(Dataset excerpts)

>> begin

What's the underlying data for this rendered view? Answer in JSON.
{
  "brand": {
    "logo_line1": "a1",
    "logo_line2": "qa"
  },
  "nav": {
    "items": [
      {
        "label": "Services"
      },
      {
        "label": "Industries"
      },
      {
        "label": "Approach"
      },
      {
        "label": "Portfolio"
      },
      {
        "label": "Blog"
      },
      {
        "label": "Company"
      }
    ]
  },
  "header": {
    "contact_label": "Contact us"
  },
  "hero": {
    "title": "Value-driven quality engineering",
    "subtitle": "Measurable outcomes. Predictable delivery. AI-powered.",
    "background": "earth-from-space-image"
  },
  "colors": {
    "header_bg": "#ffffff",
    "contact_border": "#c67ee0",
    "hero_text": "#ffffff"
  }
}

>> end

Please repeat the listing exactly, with nothing left out.

What's the underlying data for this rendered view? Answer in JSON.
{
  "brand": {
    "logo_line1": "a1",
    "logo_line2": "qa"
  },
  "nav": {
    "items": [
      {
        "label": "Services"
      },
      {
        "label": "Industries"
      },
      {
        "label": "Approach"
      },
      {
        "label": "Portfolio"
      },
      {
        "label": "Blog"
      },
      {
        "label": "Company"
      }
    ]
  },
  "header": {
    "contact_label": "Contact us"
  },
  "hero": {
    "title": "Value-driven quality engineering",
    "subtitle": "Measurable outcomes. Predictable delivery. AI-powered.",
    "background": "earth-from-space-image"
  },
  "colors": {
    "header_bg": "#ffffff",
    "contact_border": "#c67ee0",
    "hero_text": "#ffffff"
  }
}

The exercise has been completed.